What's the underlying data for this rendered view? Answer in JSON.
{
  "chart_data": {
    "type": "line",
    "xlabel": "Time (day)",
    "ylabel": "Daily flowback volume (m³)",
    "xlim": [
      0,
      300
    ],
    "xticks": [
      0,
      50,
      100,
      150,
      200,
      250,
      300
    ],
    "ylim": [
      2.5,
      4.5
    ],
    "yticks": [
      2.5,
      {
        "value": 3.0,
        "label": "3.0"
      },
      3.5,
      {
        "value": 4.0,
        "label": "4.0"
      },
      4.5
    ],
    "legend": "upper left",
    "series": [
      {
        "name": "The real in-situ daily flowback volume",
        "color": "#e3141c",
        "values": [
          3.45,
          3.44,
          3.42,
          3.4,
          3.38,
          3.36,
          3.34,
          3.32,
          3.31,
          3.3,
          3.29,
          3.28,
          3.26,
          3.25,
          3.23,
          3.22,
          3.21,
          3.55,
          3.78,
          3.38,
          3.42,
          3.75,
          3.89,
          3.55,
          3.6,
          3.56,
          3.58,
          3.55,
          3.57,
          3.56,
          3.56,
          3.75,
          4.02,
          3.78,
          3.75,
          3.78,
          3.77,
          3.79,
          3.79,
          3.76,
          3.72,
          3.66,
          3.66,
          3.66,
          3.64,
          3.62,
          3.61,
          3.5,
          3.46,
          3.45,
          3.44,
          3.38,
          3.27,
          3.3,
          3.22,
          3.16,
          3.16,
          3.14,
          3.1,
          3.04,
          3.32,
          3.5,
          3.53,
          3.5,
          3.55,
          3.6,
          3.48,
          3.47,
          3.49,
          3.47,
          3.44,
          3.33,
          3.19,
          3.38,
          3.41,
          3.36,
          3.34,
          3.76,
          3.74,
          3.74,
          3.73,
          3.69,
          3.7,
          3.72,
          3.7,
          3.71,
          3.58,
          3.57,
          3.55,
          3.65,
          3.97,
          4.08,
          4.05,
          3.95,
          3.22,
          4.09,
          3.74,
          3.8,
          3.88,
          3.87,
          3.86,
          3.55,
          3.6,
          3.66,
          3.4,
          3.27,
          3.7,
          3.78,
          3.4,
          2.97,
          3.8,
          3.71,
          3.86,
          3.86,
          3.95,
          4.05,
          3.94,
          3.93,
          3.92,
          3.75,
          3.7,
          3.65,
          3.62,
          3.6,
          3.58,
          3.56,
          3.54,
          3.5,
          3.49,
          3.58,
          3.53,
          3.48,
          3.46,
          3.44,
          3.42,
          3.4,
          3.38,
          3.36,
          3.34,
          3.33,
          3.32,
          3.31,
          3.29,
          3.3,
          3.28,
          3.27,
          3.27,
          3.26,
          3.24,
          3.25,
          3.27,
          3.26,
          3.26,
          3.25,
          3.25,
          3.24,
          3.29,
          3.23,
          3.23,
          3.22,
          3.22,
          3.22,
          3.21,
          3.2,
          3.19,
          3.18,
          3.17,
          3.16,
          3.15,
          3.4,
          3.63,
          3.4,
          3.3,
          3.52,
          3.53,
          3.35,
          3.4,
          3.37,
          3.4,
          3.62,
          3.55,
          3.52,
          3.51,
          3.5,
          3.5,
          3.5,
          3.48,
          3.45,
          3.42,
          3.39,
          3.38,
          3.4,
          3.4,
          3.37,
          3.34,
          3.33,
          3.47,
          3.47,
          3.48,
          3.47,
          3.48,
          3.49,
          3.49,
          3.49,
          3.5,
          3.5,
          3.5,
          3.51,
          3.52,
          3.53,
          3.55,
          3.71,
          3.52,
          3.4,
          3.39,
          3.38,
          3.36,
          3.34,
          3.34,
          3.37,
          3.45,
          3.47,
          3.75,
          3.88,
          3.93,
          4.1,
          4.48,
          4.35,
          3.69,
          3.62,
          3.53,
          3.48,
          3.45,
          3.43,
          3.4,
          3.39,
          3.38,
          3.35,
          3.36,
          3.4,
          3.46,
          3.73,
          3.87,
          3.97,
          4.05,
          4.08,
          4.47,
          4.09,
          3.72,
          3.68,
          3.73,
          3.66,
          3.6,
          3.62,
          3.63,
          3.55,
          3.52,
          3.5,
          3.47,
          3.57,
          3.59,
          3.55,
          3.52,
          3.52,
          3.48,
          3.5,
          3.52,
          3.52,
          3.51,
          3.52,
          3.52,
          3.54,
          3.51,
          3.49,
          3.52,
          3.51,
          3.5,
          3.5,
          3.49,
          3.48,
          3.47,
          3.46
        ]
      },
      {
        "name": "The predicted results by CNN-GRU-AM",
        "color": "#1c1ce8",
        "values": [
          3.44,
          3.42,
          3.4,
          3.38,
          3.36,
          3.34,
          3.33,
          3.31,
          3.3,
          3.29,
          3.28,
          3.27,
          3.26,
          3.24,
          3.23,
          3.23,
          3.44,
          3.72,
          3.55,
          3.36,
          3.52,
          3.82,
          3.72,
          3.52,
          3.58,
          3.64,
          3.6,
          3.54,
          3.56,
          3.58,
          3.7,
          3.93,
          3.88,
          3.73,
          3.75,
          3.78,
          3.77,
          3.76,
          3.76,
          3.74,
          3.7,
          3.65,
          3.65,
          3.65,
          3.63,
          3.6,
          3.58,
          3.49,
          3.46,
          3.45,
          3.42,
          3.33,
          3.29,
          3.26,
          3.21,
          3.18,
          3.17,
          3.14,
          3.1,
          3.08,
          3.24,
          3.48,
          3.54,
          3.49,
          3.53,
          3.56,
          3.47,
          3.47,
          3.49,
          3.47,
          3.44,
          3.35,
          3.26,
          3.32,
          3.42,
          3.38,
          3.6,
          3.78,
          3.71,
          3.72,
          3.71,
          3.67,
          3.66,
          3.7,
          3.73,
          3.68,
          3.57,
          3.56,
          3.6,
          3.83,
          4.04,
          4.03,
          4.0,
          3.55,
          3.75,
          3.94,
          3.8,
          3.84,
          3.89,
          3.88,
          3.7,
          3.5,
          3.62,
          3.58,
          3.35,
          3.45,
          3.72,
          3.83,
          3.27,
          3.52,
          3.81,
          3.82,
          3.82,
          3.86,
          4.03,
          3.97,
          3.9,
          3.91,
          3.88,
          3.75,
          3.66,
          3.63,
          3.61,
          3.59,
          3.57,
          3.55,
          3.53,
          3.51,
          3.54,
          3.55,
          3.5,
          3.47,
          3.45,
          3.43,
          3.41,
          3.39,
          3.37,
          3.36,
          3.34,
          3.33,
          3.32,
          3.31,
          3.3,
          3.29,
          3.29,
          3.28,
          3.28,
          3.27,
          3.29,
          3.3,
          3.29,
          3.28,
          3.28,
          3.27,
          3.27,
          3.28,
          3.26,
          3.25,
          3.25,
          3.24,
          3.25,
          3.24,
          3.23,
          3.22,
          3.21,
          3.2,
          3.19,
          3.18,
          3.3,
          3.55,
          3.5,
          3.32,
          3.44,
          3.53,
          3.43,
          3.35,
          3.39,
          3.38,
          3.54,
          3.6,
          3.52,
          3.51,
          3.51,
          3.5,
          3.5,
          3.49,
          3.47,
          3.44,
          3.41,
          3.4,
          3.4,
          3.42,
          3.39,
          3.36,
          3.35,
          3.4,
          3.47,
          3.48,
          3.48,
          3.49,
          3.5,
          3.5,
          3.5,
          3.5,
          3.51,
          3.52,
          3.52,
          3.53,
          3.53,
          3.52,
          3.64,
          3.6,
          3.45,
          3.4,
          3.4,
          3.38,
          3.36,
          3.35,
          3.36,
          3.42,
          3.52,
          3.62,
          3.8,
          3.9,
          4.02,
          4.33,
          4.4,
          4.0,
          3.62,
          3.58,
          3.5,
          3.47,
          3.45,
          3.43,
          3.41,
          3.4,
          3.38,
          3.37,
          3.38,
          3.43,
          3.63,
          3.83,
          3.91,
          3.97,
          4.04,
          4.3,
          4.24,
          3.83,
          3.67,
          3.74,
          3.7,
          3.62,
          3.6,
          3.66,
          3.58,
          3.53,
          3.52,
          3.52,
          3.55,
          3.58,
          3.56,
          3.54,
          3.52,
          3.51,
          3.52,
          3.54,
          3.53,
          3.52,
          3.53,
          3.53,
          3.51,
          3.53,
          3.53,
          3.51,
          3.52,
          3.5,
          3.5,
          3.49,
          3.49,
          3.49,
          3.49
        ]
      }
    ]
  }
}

========

Check each line of the entries for the string "flowback". Copy the lines that have it.

[Answer for the task]:
    "ylabel": "Daily flowback volume (m³)",
        "name": "The real in-situ daily flowback volume",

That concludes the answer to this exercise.